Chapter 5 - Roots of Nonlinear Equations
Assignment, Topics, and Practice Exercises
Assignment: Due Friday, April 9, 2004 by 4:00 pm
- Finish the Root Finding Exploration (handout from Tuesday's class)
- Do computer problem 5.7 on page 250 as follows:
- Write a program to do Newton's method (just modify one of
the programs from the Exploration - that is the easiest thing to
do).
- Run the program with the starting point given in the problem.
Answer the problem's question of what happens AND using a graph of the
function (you can easily get Mathematica to draw a graph for you
if you want) illustrate what is going on.
- For part (b), use your program to answer the question. In particular,
try several different starting points and determine the convergence
properties (write them down). Write your observations about the roots
(pathological?) and the behavior of Newton and relate it to the graph.
- Do computer problem 5.8 on page 250 as follows:
- Do what the problem asks you to do. {NOTE: In Java, the
arccosine function is Math.acos(x), the exponential function
is Math.exp(x), the log function is Math.log(x), and the cosine
function is Math.cos(x))
- The problem tells you to use 3 as the starting point for
the iteration schemes. Try other starting values -- a wide variety in
the range of 1 to 100. Comment on the convergence properties for
the different strategies. Use a graph of the function to help
explain what is going.
- Modify the two Secant programs from the Root Exploration Lab
Exercise to do the False Position method (a safeguarded variation
of secant). Run your programs (for the two functions in the
lab exercise) and compare the convergence properties (for example,
how do the convergence rates seem to compare? are there starting
points for which one method converges but the other doesn't?).
HAND IN: Turn in the
output from your programs together with your written
analyses (and graphs, where appropriate). Email a tar file of
the programs to ingram@roanoke.edu.

+-------+

Complete the following
**A)** Edit the assignment page from "- Run the program" to "function is Math.cos(x))", putting "Python" in place of "Mathematica".
**B)** When is the work on the assignment page due?

Labeled box records
+-------+

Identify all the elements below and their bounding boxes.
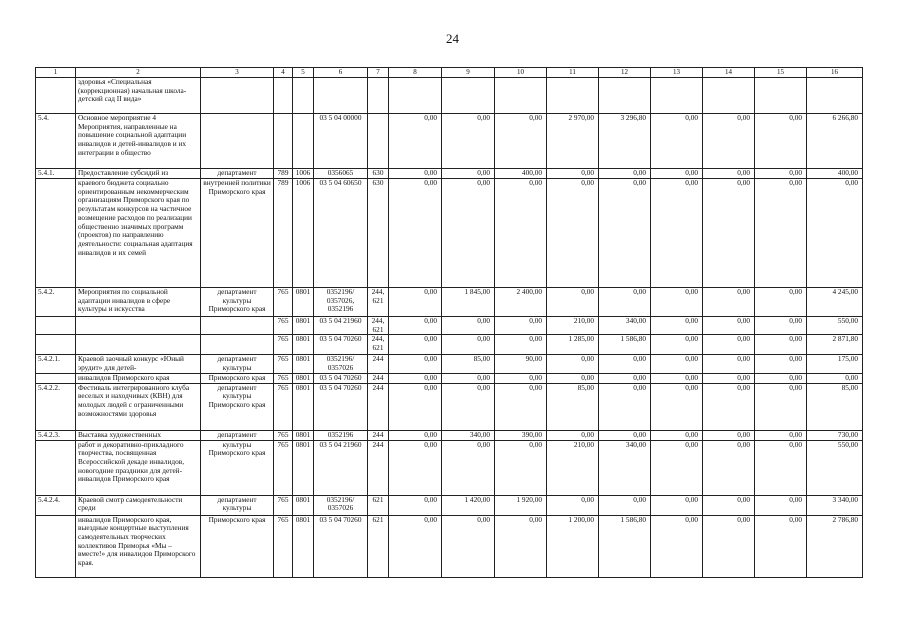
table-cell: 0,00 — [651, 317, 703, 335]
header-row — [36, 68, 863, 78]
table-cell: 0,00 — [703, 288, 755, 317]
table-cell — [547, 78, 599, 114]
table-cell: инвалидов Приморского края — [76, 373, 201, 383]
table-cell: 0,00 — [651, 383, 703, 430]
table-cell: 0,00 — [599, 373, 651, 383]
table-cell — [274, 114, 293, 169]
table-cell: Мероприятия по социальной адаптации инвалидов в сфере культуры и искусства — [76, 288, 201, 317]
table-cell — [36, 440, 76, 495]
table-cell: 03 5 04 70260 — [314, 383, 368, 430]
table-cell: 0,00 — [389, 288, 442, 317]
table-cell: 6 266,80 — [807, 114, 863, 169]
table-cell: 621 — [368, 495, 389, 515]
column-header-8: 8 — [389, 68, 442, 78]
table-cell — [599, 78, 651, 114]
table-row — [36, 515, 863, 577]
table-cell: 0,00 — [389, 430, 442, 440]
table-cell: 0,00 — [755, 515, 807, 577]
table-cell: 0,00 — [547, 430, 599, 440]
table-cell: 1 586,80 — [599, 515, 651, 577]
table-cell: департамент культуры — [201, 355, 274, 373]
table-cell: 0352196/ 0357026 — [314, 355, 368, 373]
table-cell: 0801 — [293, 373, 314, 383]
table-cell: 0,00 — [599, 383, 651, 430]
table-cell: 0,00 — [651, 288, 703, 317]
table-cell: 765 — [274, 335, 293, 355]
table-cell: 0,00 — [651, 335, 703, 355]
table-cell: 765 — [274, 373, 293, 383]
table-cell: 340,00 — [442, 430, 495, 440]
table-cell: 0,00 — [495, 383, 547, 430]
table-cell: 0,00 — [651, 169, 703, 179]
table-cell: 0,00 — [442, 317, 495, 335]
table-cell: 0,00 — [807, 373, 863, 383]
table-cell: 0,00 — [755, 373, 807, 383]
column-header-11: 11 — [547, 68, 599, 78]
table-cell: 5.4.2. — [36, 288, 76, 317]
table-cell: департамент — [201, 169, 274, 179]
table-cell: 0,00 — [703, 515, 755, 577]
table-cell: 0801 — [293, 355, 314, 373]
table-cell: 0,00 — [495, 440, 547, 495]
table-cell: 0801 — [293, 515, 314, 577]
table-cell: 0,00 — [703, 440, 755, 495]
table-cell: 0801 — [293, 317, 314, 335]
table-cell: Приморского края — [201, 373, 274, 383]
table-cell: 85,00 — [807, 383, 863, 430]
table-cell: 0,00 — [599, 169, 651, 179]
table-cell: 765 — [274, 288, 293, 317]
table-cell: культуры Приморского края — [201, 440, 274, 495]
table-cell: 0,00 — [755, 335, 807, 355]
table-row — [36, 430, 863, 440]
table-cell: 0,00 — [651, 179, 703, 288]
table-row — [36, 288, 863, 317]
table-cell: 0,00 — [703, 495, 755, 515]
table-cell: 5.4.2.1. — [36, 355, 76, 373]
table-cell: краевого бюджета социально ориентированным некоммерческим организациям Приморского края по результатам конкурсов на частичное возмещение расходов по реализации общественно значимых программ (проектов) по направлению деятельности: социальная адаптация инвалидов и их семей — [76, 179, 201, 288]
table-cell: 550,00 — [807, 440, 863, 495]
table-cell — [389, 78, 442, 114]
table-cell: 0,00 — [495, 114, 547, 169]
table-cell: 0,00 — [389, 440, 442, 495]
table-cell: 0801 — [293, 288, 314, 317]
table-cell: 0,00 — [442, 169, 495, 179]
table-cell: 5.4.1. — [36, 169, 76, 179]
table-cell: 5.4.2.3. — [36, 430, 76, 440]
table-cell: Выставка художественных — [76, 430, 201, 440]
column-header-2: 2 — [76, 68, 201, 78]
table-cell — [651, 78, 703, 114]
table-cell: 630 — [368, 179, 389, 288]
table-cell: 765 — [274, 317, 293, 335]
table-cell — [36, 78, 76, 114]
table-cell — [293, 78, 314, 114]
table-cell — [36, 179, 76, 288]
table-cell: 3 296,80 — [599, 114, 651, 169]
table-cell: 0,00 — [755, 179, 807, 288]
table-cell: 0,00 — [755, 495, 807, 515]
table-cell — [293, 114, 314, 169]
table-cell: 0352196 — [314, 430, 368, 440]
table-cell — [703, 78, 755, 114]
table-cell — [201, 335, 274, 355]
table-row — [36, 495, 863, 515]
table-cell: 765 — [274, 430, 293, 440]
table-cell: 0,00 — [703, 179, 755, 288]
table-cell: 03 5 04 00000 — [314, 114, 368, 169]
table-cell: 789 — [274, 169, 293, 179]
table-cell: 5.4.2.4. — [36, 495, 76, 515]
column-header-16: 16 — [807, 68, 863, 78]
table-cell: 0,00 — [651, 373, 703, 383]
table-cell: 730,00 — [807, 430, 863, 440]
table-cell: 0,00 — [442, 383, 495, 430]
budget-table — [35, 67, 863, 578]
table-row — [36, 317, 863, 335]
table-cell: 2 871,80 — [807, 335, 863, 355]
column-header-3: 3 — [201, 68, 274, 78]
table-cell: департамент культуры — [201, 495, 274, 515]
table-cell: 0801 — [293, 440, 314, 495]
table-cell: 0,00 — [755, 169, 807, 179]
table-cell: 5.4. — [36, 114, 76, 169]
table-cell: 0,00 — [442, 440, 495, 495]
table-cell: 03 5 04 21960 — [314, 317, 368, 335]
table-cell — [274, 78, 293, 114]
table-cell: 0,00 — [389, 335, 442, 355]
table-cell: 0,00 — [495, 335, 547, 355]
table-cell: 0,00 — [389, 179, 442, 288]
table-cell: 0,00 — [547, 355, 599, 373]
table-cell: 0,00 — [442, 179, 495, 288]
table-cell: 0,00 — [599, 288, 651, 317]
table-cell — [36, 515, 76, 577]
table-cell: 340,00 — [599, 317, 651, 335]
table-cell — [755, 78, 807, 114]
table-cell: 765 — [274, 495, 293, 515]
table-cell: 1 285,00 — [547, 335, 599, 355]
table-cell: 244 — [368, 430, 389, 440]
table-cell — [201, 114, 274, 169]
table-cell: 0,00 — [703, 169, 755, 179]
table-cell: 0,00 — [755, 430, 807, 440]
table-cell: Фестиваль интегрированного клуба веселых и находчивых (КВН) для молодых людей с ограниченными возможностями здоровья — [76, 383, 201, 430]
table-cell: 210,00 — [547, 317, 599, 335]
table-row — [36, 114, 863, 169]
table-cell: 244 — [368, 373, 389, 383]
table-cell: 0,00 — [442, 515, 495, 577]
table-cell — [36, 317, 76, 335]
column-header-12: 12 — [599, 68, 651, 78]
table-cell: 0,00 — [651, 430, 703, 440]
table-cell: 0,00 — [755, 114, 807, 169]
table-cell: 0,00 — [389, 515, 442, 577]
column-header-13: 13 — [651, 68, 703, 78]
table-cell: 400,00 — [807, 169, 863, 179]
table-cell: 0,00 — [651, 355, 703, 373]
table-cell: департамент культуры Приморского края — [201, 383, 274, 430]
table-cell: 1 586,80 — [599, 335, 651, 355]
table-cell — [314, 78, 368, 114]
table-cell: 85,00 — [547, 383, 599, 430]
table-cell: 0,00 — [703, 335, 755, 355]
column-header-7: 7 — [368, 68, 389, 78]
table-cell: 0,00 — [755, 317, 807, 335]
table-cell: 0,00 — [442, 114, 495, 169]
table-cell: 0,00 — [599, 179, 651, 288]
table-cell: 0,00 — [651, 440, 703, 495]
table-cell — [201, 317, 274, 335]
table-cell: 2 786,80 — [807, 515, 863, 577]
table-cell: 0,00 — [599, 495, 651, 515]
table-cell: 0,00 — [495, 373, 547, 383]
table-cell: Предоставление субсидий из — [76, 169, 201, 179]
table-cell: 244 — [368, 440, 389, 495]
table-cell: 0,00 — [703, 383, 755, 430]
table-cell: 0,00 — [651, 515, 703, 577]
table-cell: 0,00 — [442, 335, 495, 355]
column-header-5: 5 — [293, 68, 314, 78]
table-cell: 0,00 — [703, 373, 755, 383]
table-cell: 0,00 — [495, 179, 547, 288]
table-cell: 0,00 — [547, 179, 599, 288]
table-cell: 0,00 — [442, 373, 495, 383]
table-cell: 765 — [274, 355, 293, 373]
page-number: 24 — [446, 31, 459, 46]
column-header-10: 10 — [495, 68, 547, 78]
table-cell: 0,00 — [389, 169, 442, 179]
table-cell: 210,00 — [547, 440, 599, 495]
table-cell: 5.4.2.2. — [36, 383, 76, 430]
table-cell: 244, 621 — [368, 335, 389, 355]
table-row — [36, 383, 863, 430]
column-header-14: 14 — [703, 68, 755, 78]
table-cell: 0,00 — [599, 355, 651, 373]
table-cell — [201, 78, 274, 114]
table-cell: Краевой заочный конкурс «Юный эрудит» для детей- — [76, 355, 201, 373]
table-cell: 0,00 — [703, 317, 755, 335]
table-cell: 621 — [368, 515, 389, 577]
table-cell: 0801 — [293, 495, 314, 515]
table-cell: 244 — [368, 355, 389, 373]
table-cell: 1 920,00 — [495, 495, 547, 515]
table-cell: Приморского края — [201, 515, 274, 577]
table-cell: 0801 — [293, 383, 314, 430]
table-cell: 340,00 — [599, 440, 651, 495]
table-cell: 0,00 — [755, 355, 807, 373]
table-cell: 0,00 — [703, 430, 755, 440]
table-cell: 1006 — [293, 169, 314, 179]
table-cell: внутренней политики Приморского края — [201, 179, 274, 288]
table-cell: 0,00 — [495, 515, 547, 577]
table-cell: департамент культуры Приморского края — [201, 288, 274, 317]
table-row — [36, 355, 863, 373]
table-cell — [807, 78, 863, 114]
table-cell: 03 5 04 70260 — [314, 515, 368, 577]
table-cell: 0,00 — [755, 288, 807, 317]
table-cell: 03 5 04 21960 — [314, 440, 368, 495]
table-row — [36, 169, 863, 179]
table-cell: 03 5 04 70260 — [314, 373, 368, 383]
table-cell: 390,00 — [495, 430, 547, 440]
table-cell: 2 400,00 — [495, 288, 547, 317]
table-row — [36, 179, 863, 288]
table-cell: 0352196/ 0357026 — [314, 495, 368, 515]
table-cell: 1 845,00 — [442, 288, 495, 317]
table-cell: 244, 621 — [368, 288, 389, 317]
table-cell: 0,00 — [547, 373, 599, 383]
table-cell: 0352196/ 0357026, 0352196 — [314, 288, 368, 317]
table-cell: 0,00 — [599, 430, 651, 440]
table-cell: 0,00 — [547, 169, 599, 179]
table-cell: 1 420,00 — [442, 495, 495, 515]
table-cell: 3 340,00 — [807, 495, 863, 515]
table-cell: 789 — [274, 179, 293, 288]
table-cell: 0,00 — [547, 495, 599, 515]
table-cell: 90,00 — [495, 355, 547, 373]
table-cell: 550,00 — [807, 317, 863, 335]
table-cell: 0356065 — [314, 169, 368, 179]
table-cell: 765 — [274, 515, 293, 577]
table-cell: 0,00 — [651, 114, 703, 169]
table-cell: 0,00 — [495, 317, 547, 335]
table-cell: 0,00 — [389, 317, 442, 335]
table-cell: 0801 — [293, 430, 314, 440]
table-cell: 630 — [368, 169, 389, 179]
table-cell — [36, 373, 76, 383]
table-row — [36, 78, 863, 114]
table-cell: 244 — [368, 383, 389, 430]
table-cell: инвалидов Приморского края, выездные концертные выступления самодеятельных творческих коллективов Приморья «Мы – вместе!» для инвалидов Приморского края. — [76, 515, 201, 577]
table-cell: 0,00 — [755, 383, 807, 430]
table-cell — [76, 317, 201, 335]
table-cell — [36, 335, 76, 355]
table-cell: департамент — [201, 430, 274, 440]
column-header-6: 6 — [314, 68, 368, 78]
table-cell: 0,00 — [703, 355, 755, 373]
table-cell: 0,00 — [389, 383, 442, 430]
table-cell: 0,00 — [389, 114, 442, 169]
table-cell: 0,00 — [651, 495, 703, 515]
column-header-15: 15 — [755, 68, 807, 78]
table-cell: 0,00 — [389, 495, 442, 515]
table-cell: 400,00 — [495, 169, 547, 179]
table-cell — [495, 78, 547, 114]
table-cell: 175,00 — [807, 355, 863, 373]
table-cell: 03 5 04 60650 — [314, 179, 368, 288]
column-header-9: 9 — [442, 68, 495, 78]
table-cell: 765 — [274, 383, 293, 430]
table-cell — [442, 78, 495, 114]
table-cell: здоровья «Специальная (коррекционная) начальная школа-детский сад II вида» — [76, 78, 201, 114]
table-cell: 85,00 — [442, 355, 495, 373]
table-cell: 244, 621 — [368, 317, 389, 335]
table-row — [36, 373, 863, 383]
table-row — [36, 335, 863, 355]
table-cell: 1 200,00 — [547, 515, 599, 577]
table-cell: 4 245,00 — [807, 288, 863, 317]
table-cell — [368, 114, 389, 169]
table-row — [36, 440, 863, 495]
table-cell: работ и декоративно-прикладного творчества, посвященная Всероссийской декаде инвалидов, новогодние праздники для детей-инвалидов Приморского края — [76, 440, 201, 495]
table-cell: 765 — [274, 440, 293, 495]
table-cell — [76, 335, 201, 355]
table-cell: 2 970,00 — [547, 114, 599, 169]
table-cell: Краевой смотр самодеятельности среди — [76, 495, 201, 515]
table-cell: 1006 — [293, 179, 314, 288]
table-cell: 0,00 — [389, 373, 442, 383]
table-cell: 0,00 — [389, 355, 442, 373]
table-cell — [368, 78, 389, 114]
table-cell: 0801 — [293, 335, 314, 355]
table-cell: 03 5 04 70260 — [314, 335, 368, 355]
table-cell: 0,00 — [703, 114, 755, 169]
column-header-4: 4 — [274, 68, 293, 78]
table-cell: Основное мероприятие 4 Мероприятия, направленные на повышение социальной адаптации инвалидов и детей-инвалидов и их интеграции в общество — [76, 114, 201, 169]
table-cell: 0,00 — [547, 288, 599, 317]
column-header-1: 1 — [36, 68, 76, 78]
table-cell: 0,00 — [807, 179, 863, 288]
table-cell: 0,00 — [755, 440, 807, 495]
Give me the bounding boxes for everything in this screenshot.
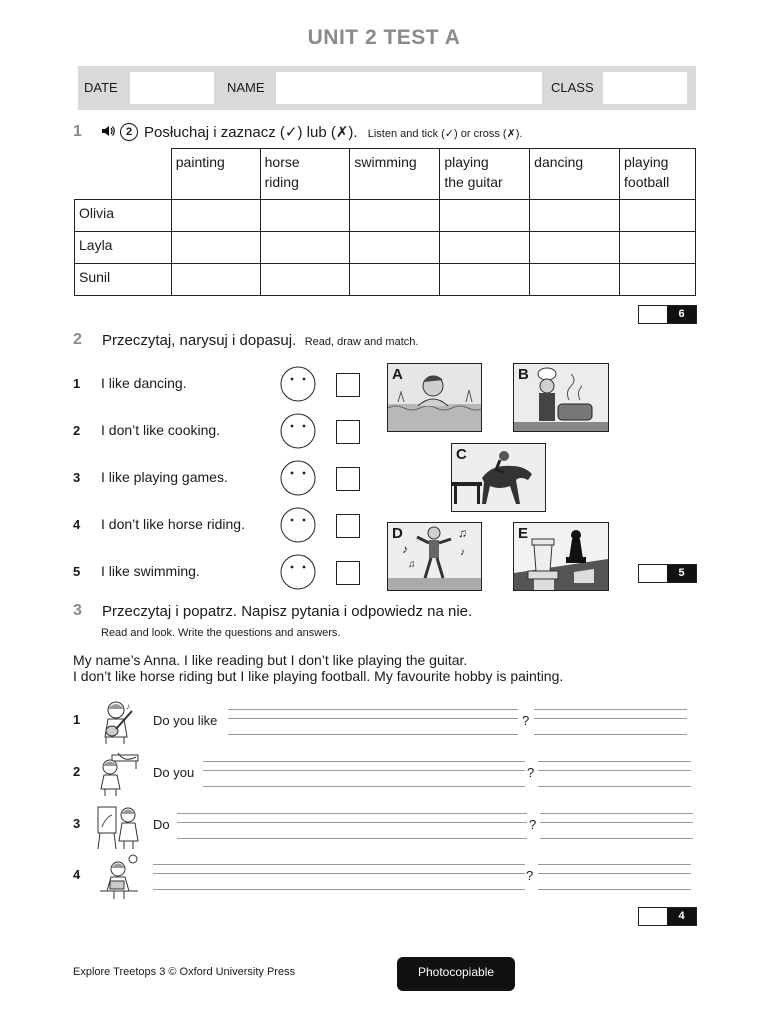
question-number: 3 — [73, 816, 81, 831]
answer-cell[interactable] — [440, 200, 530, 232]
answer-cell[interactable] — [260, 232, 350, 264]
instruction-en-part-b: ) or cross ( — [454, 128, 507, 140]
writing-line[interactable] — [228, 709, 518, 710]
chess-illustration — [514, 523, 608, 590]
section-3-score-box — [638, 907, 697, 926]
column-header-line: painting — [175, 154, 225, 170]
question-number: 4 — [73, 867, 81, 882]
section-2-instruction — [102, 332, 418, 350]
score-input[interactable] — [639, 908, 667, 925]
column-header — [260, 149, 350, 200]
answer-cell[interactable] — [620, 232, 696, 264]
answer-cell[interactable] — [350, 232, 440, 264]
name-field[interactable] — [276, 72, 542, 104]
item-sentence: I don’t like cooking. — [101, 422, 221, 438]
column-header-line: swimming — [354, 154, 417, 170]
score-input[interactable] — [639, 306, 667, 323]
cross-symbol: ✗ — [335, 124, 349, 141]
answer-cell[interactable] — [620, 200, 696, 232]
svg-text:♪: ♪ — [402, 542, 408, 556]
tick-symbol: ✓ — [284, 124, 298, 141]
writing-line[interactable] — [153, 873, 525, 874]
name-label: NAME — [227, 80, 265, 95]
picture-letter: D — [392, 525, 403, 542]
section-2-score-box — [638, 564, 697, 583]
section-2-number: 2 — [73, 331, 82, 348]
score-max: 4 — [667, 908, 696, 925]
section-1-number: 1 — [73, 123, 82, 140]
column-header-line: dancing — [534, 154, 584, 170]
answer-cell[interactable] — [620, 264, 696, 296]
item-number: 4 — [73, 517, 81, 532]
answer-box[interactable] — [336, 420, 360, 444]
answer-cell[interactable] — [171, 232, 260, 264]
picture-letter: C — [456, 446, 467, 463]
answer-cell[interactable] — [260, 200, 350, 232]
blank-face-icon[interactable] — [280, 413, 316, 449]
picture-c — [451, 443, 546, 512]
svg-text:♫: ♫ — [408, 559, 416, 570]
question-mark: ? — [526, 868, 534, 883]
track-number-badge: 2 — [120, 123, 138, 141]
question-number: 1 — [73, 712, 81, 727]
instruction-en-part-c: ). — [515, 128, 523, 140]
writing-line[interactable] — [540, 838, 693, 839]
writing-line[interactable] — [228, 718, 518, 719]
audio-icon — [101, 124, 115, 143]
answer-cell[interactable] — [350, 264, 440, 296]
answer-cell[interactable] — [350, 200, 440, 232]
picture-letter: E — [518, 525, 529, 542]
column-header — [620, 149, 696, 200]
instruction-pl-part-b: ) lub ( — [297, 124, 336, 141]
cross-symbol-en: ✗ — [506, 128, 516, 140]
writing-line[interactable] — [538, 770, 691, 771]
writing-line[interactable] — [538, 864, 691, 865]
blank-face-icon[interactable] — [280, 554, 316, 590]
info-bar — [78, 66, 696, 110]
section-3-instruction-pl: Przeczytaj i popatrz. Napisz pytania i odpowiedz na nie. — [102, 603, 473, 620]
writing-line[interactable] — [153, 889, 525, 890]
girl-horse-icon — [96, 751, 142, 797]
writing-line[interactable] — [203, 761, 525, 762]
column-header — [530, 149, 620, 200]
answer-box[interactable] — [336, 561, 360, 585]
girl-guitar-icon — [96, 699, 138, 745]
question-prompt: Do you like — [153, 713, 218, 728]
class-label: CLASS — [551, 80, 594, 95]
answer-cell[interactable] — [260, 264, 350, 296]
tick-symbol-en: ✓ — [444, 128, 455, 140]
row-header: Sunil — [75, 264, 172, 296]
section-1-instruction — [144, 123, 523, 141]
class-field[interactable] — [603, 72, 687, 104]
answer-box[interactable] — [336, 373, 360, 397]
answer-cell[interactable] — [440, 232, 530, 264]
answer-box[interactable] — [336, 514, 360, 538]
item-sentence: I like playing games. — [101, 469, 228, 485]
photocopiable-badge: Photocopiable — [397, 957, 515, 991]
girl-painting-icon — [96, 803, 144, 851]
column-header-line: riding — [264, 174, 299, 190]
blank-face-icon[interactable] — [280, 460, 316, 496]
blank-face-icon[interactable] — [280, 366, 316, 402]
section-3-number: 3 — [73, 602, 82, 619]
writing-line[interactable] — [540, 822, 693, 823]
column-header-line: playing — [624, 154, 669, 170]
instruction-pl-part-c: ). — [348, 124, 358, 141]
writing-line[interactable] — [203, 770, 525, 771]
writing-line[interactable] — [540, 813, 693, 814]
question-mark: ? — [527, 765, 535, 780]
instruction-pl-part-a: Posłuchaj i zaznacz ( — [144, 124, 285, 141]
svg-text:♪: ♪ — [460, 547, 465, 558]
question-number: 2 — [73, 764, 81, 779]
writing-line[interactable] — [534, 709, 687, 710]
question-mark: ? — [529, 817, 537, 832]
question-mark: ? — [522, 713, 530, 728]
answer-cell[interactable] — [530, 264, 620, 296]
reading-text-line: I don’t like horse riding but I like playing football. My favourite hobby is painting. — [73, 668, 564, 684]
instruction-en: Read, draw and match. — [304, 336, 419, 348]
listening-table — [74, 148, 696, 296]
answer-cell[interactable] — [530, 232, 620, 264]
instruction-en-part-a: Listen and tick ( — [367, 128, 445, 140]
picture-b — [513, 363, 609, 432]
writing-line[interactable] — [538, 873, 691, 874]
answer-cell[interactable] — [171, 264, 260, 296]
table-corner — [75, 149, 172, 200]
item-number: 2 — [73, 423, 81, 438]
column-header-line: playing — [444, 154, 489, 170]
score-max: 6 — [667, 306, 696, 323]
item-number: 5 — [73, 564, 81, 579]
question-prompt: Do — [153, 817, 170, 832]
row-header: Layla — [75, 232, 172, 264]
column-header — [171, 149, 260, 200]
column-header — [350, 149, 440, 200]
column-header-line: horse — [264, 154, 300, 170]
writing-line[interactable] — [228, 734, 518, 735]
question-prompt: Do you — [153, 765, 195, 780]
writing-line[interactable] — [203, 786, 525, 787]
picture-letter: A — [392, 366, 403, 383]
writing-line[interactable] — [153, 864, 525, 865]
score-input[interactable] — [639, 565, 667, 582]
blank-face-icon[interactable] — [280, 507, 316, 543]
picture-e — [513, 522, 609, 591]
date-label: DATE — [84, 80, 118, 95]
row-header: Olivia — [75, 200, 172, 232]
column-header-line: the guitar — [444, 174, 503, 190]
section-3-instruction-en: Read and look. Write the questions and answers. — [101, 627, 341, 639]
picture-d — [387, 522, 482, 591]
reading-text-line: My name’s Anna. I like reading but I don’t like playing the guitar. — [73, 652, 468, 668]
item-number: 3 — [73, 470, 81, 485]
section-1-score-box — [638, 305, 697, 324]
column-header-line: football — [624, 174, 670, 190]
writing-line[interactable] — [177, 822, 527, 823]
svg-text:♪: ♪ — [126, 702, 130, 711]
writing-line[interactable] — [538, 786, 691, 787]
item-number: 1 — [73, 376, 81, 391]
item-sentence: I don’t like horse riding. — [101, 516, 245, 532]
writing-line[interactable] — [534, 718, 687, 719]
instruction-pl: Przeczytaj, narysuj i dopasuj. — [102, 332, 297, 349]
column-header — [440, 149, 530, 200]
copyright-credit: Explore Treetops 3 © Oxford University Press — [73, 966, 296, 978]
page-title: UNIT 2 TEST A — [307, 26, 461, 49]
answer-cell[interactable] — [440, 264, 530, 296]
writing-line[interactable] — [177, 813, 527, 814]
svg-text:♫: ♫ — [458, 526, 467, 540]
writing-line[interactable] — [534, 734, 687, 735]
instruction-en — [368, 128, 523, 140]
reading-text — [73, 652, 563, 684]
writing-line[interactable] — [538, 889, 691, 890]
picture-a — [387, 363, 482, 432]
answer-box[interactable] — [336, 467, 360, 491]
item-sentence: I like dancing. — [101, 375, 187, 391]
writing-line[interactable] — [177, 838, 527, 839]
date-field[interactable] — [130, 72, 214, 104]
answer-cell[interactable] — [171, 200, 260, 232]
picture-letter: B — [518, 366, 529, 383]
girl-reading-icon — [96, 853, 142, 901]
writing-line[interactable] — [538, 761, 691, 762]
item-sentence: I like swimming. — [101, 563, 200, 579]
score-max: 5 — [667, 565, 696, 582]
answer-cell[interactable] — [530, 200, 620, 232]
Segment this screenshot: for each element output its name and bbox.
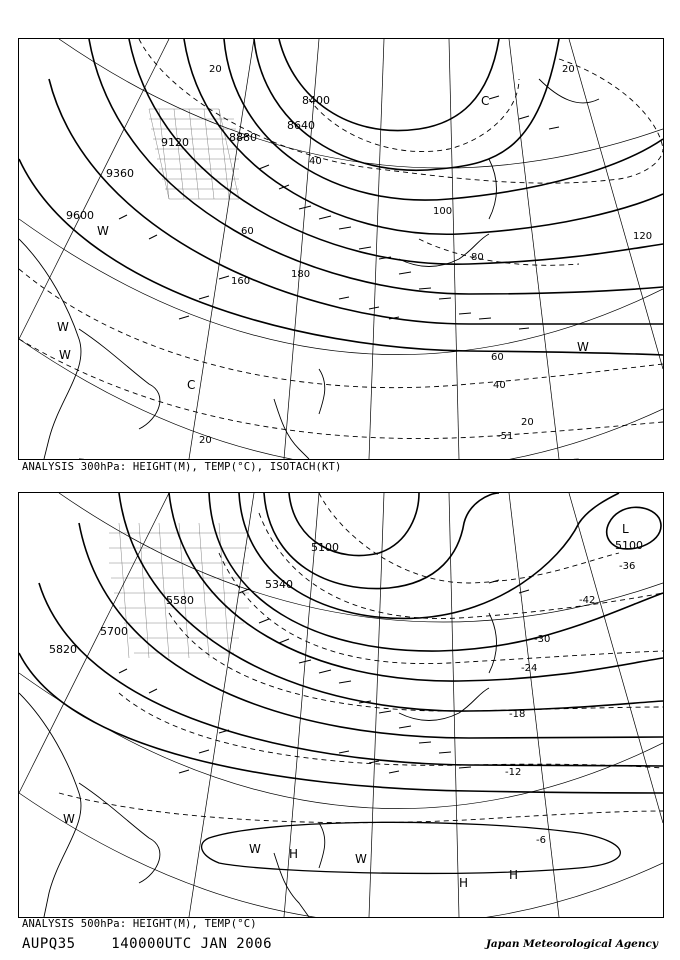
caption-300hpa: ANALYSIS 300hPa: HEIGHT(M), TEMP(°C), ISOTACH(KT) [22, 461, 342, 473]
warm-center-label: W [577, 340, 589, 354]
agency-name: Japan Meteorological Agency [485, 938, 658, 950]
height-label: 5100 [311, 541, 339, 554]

+-------+

Answers in order
**A)**
- Run the program with the starting point given in the problem.
Answer the problem's question of what happens AND using a graph of the
function (you can easily get Python to draw a graph for you
if you want) illustrate what is going on.
- For part (b), use your program to answer the question. In particular,
try several different starting points and determine the convergence
properties (write them down). Write your observations about the roots
(pathological?) and the behavior of Newton and relate it to the graph.
- Do computer problem 5.8 on page 250 as follows:
- Do what the problem asks you to do. {NOTE: In Java, the
arccosine function is Math.acos(x), the exponential function
is Math.exp(x), the log function is Math.log(x), and the cosine
function is Math.cos(x))

**B)** Friday, April 9, 2004, by 4:00 pm.